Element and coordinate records
○ ○ ○
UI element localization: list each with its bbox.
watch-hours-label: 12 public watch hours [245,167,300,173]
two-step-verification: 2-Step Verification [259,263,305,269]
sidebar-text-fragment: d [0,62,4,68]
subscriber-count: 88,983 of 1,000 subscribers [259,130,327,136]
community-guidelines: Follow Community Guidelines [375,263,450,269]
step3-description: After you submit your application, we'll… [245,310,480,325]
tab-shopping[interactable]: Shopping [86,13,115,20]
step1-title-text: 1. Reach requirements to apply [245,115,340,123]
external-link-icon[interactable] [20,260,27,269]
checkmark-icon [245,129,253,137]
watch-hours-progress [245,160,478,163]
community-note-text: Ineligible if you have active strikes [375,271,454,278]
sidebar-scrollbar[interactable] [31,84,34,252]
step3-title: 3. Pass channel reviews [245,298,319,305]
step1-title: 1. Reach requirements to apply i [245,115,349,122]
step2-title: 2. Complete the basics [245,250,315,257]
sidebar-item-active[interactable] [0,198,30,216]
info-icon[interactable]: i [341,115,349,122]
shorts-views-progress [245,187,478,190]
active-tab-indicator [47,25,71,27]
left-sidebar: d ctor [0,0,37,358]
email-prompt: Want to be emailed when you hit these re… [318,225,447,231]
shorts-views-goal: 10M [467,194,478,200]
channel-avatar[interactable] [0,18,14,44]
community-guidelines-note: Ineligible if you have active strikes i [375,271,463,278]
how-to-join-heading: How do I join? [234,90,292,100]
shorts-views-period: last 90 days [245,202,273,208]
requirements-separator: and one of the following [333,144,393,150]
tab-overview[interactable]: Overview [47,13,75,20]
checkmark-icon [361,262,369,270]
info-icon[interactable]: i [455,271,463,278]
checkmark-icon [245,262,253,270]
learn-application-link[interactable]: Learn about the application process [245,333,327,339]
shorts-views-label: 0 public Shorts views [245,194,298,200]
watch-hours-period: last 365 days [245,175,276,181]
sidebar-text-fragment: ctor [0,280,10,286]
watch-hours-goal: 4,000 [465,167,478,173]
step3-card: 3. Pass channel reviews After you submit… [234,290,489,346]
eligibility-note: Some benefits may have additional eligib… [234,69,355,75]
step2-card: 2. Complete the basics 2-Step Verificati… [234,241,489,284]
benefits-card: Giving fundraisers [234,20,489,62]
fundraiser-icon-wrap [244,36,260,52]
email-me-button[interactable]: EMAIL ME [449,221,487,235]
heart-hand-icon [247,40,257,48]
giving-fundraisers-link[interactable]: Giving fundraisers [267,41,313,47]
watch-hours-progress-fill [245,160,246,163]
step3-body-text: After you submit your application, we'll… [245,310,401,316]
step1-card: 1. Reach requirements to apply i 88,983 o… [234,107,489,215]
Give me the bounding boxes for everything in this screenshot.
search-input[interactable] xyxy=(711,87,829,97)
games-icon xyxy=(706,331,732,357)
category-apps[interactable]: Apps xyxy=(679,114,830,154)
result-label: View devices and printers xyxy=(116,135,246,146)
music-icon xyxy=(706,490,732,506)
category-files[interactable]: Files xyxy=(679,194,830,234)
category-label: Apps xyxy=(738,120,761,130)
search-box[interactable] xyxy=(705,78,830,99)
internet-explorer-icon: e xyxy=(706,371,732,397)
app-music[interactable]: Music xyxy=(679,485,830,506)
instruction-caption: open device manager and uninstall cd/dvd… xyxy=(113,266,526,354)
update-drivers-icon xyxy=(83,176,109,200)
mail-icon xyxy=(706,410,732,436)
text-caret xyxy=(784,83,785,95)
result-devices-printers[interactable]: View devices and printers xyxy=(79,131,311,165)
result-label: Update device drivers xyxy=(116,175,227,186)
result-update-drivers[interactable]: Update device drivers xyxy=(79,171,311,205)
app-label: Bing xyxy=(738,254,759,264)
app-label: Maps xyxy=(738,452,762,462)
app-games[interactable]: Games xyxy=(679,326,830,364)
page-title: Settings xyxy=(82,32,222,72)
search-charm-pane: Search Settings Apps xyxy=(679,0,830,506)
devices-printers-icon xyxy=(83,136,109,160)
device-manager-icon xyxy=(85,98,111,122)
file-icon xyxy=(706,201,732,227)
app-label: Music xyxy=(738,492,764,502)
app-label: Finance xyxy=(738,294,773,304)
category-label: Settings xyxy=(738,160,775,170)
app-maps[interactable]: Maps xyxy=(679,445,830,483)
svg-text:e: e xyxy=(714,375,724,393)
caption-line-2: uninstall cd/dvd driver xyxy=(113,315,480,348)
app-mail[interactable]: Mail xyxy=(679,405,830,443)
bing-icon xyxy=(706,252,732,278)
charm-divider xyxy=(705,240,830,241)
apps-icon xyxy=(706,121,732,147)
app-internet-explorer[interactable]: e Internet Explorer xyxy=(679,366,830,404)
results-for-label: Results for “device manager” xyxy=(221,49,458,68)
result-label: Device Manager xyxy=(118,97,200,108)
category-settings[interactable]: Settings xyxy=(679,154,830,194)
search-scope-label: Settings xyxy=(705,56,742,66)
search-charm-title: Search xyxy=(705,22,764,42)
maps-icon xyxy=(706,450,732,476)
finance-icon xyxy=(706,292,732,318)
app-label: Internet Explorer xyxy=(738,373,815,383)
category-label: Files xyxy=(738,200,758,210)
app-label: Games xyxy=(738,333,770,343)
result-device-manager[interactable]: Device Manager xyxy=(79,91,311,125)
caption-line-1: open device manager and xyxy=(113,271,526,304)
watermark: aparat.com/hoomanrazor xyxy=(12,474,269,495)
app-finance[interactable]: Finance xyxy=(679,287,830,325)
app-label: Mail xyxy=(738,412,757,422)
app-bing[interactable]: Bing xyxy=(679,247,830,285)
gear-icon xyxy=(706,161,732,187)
○ ○ ○
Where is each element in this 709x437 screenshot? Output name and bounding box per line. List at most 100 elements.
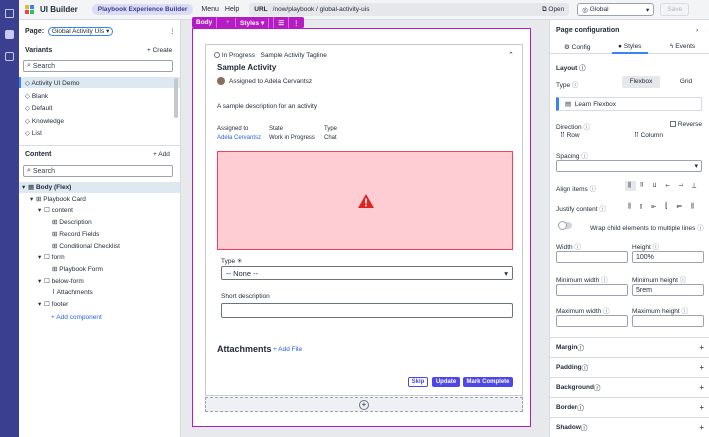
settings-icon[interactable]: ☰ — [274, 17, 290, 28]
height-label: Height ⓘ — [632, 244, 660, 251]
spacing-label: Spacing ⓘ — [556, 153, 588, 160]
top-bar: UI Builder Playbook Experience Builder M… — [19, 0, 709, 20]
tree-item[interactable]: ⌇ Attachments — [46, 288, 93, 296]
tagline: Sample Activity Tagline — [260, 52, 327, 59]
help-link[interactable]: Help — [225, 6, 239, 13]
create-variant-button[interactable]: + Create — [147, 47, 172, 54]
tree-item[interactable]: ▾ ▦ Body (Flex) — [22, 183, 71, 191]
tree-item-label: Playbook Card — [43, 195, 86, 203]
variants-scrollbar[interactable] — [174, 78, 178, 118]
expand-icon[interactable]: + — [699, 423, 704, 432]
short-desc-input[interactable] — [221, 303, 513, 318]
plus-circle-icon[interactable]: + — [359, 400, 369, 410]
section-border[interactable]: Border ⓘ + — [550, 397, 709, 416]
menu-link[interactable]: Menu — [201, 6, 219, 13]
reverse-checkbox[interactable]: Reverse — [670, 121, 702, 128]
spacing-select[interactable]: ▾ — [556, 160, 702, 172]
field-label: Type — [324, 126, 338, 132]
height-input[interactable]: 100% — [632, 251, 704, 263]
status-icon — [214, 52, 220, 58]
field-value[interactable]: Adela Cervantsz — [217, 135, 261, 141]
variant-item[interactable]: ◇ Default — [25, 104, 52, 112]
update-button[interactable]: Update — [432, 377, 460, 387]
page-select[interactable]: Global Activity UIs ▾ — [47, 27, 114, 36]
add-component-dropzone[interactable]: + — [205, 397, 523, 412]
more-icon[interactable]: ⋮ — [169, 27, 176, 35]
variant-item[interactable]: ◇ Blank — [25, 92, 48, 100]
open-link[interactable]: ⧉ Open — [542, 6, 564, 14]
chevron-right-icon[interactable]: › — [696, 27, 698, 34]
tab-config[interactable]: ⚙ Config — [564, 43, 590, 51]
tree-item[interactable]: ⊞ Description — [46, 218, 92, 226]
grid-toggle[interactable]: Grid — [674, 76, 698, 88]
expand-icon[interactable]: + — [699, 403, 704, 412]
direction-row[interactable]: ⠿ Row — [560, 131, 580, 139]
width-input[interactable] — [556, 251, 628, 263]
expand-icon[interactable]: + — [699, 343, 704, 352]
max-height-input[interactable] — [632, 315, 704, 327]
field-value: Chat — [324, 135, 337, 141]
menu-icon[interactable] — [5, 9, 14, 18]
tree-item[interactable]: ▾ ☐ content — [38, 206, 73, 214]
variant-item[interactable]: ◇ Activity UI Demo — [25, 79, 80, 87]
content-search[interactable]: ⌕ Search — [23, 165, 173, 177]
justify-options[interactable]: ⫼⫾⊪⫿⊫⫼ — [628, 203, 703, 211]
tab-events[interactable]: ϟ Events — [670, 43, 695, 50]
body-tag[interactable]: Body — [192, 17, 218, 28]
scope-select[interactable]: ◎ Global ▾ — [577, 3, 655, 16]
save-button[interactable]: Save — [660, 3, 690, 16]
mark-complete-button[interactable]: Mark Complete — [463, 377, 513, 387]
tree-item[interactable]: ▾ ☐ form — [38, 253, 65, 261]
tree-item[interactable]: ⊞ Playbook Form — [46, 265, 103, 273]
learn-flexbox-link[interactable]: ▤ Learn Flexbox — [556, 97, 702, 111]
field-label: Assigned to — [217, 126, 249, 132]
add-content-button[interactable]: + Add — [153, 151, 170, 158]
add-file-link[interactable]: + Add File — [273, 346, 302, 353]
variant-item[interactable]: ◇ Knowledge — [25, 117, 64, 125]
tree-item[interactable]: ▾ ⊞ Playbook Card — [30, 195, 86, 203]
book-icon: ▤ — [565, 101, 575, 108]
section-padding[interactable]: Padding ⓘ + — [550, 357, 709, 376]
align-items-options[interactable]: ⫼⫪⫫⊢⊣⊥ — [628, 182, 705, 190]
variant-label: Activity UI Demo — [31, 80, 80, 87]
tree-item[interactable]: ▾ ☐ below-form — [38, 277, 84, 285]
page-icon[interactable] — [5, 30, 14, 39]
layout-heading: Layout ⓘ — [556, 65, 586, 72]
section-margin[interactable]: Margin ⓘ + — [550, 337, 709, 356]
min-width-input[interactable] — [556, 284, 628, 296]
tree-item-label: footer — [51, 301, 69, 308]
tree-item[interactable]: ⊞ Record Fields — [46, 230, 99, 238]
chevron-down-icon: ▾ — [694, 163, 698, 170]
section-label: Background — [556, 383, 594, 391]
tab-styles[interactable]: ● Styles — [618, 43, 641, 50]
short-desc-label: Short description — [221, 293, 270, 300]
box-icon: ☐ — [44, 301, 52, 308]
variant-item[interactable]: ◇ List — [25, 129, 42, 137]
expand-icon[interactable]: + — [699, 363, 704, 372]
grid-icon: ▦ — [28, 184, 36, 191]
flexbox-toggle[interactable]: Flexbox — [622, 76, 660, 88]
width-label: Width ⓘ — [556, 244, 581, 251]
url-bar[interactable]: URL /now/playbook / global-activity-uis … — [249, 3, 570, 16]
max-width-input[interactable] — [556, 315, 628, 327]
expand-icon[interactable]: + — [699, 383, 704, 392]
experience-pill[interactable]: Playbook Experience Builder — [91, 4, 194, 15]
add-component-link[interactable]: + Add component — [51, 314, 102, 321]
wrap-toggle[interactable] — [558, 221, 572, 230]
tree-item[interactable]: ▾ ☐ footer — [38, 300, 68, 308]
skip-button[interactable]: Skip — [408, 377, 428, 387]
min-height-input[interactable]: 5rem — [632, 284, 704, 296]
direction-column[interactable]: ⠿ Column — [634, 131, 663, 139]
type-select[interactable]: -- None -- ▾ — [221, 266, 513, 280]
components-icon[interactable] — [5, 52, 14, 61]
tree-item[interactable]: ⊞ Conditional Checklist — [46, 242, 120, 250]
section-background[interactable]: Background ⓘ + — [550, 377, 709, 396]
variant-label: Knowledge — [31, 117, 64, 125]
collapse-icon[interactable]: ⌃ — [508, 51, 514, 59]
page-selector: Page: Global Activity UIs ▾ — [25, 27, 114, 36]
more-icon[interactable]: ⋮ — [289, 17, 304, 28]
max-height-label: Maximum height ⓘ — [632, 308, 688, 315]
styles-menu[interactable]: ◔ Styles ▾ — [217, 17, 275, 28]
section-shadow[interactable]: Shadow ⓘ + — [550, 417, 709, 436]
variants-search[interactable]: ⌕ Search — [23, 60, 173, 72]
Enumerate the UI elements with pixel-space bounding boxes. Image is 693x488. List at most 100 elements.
○ ○ ○
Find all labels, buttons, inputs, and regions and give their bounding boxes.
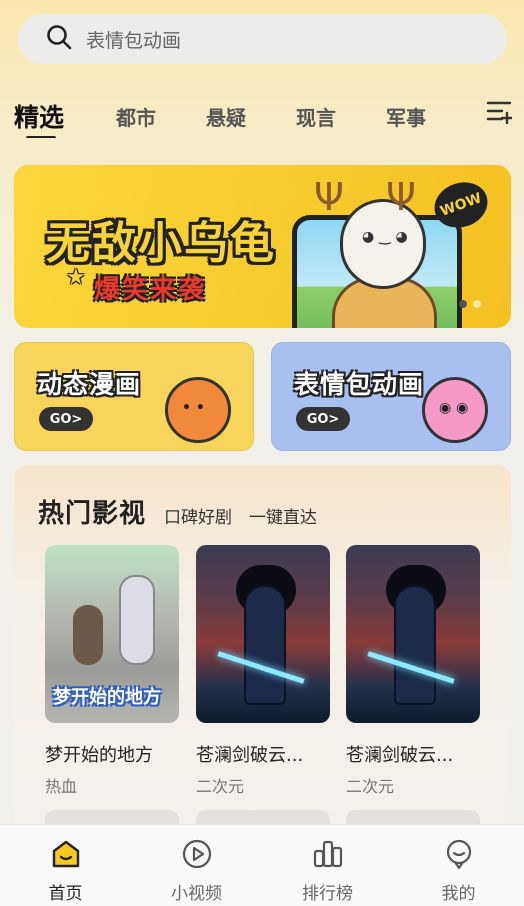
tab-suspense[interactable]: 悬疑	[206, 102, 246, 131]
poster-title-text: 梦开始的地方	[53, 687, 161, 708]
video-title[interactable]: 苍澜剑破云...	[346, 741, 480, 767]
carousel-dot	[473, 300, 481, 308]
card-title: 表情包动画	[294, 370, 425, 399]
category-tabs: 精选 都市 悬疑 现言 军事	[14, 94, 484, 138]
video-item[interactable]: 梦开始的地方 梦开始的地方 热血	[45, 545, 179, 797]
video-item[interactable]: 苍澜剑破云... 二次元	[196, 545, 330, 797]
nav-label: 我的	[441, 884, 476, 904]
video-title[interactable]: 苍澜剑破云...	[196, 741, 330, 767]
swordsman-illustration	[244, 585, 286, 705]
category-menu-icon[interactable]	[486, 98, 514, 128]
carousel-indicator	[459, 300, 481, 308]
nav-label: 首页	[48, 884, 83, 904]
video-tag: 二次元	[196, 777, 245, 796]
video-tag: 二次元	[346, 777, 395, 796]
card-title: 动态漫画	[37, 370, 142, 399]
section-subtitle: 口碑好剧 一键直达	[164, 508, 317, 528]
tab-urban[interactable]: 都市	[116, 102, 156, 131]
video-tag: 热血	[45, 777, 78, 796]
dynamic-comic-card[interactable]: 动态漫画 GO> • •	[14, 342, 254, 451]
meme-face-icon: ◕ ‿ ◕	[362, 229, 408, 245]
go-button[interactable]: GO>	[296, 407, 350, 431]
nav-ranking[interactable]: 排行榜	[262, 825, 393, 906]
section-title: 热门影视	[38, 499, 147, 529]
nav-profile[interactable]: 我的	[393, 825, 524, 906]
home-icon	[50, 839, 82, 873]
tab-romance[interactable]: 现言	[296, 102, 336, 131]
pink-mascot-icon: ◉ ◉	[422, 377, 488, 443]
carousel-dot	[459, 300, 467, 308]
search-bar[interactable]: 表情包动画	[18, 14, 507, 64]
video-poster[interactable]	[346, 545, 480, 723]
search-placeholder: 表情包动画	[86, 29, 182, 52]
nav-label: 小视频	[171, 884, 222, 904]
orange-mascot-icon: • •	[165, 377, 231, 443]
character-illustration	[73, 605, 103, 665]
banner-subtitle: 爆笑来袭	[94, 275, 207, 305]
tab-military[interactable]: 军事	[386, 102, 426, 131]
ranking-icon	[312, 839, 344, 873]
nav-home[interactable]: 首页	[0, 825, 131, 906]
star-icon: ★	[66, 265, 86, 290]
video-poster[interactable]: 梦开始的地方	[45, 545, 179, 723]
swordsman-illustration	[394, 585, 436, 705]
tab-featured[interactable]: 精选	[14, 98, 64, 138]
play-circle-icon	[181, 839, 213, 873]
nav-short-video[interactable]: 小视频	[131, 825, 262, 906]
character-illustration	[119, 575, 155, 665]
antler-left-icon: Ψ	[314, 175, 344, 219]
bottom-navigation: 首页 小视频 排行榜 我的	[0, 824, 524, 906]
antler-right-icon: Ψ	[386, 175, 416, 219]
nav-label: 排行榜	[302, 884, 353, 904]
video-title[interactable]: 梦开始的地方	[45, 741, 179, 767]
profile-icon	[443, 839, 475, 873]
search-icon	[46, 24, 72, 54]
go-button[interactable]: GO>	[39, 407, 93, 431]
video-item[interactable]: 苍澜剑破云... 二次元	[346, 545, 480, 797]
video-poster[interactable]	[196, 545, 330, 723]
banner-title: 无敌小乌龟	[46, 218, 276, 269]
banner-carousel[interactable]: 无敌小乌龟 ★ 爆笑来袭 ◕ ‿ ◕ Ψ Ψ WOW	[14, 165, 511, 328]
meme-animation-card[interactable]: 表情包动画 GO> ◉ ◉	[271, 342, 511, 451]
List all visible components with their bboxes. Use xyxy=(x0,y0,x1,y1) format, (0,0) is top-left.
○ ○ ○
» Required task: Put the records above into a JSON list of strings, one string per line and blank lines omitted, starting at the line that contains "UI element localization: list" and stopping after the line that contains "step1-title-text: 1. Reach".

» Response for this exercise:
[
  "UI element localization: list each with its bbox.",
  "watch-hours-label: 12 public watch hours [245,167,300,173]",
  "two-step-verification: 2-Step Verification [259,263,305,269]",
  "sidebar-text-fragment: d [0,62,4,68]",
  "subscriber-count: 88,983 of 1,000 subscribers [259,130,327,136]",
  "community-guidelines: Follow Community Guidelines [375,263,450,269]",
  "step3-description: After you submit your application, we'll… [245,310,480,325]",
  "tab-shopping[interactable]: Shopping [86,13,115,20]",
  "step1-title-text: 1. Reach requirements to apply [245,115,340,123]"
]